Exercise goal ->
Repeat the records in full and exactly, omitting pictures.

Data shown ->
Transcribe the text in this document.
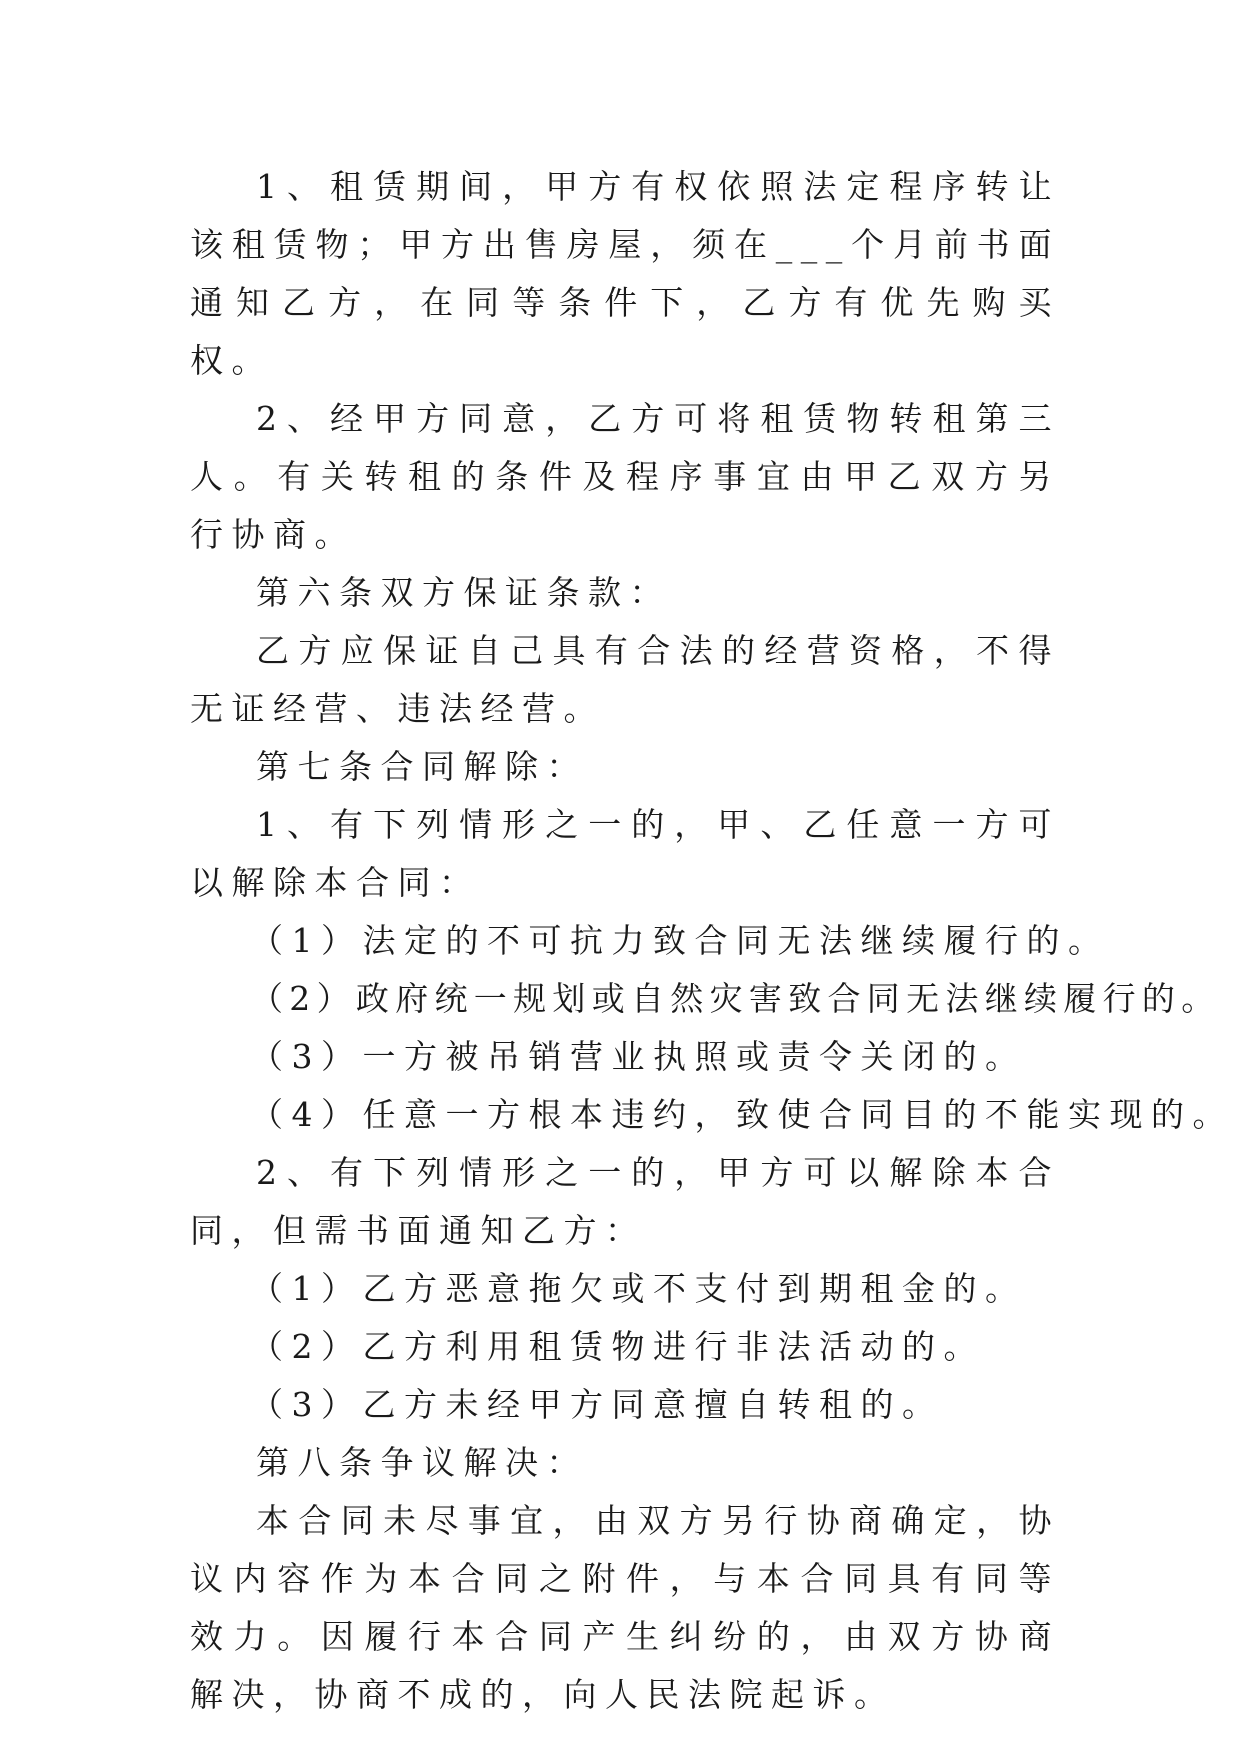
1、租赁期间，甲方有权依照法定程序转让该租赁物；甲方出售房屋，须在___个月前书面通知乙方，在同等条件下，乙方有优先购买权。

2、经甲方同意，乙方可将租赁物转租第三人。有关转租的条件及程序事宜由甲乙双方另行协商。

第六条双方保证条款：

乙方应保证自己具有合法的经营资格，不得无证经营、违法经营。

第七条合同解除：

1、有下列情形之一的，甲、乙任意一方可以解除本合同：

（1）法定的不可抗力致合同无法继续履行的。

（2）政府统一规划或自然灾害致合同无法继续履行的。

（3）一方被吊销营业执照或责令关闭的。

（4）任意一方根本违约，致使合同目的不能实现的。

2、有下列情形之一的，甲方可以解除本合同，但需书面通知乙方：

（1）乙方恶意拖欠或不支付到期租金的。

（2）乙方利用租赁物进行非法活动的。

（3）乙方未经甲方同意擅自转租的。

第八条争议解决：

本合同未尽事宜，由双方另行协商确定，协议内容作为本合同之附件，与本合同具有同等效力。因履行本合同产生纠纷的，由双方协商解决，协商不成的，向人民法院起诉。
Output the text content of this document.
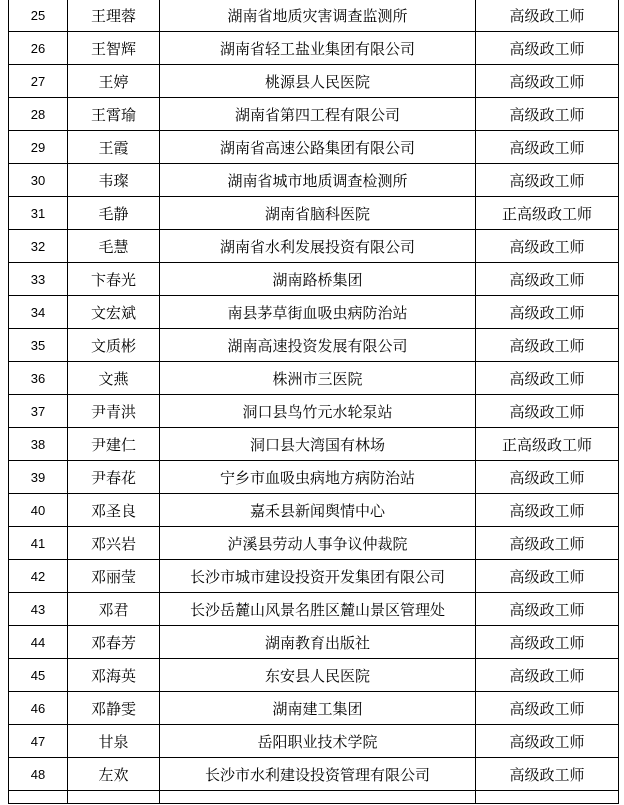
25	王理蓉	湖南省地质灾害调查监测所	高级政工师
26	王智辉	湖南省轻工盐业集团有限公司	高级政工师
27	王婷	桃源县人民医院	高级政工师
28	王霄瑜	湖南省第四工程有限公司	高级政工师
29	王霞	湖南省高速公路集团有限公司	高级政工师
30	韦璨	湖南省城市地质调查检测所	高级政工师
31	毛静	湖南省脑科医院	正高级政工师
32	毛慧	湖南省水利发展投资有限公司	高级政工师
33	卞春光	湖南路桥集团	高级政工师
34	文宏斌	南县茅草街血吸虫病防治站	高级政工师
35	文质彬	湖南高速投资发展有限公司	高级政工师
36	文燕	株洲市三医院	高级政工师
37	尹青洪	洞口县鸟竹元水轮泵站	高级政工师
38	尹建仁	洞口县大湾国有林场	正高级政工师
39	尹春花	宁乡市血吸虫病地方病防治站	高级政工师
40	邓圣良	嘉禾县新闻舆情中心	高级政工师
41	邓兴岩	泸溪县劳动人事争议仲裁院	高级政工师
42	邓丽莹	长沙市城市建设投资开发集团有限公司	高级政工师
43	邓君	长沙岳麓山风景名胜区麓山景区管理处	高级政工师
44	邓春芳	湖南教育出版社	高级政工师
45	邓海英	东安县人民医院	高级政工师
46	邓静雯	湖南建工集团	高级政工师
47	甘泉	岳阳职业技术学院	高级政工师
48	左欢	长沙市水利建设投资管理有限公司	高级政工师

Complete answer ->
Transcribe the text in this document.
1、租赁期间，甲方有权依照法定程序转让该租赁物；甲方出售房屋，须在___个月前书面通知乙方，在同等条件下，乙方有优先购买权。

2、经甲方同意，乙方可将租赁物转租第三人。有关转租的条件及程序事宜由甲乙双方另行协商。

第六条双方保证条款：

乙方应保证自己具有合法的经营资格，不得无证经营、违法经营。

第七条合同解除：

1、有下列情形之一的，甲、乙任意一方可以解除本合同：

（1）法定的不可抗力致合同无法继续履行的。

（2）政府统一规划或自然灾害致合同无法继续履行的。

（3）一方被吊销营业执照或责令关闭的。

（4）任意一方根本违约，致使合同目的不能实现的。

2、有下列情形之一的，甲方可以解除本合同，但需书面通知乙方：

（1）乙方恶意拖欠或不支付到期租金的。

（2）乙方利用租赁物进行非法活动的。

（3）乙方未经甲方同意擅自转租的。

第八条争议解决：

本合同未尽事宜，由双方另行协商确定，协议内容作为本合同之附件，与本合同具有同等效力。因履行本合同产生纠纷的，由双方协商解决，协商不成的，向人民法院起诉。
Output the text content of this document.
25	王理蓉	湖南省地质灾害调查监测所	高级政工师
26	王智辉	湖南省轻工盐业集团有限公司	高级政工师
27	王婷	桃源县人民医院	高级政工师
28	王霄瑜	湖南省第四工程有限公司	高级政工师
29	王霞	湖南省高速公路集团有限公司	高级政工师
30	韦璨	湖南省城市地质调查检测所	高级政工师
31	毛静	湖南省脑科医院	正高级政工师
32	毛慧	湖南省水利发展投资有限公司	高级政工师
33	卞春光	湖南路桥集团	高级政工师
34	文宏斌	南县茅草街血吸虫病防治站	高级政工师
35	文质彬	湖南高速投资发展有限公司	高级政工师
36	文燕	株洲市三医院	高级政工师
37	尹青洪	洞口县鸟竹元水轮泵站	高级政工师
38	尹建仁	洞口县大湾国有林场	正高级政工师
39	尹春花	宁乡市血吸虫病地方病防治站	高级政工师
40	邓圣良	嘉禾县新闻舆情中心	高级政工师
41	邓兴岩	泸溪县劳动人事争议仲裁院	高级政工师
42	邓丽莹	长沙市城市建设投资开发集团有限公司	高级政工师
43	邓君	长沙岳麓山风景名胜区麓山景区管理处	高级政工师
44	邓春芳	湖南教育出版社	高级政工师
45	邓海英	东安县人民医院	高级政工师
46	邓静雯	湖南建工集团	高级政工师
47	甘泉	岳阳职业技术学院	高级政工师
48	左欢	长沙市水利建设投资管理有限公司	高级政工师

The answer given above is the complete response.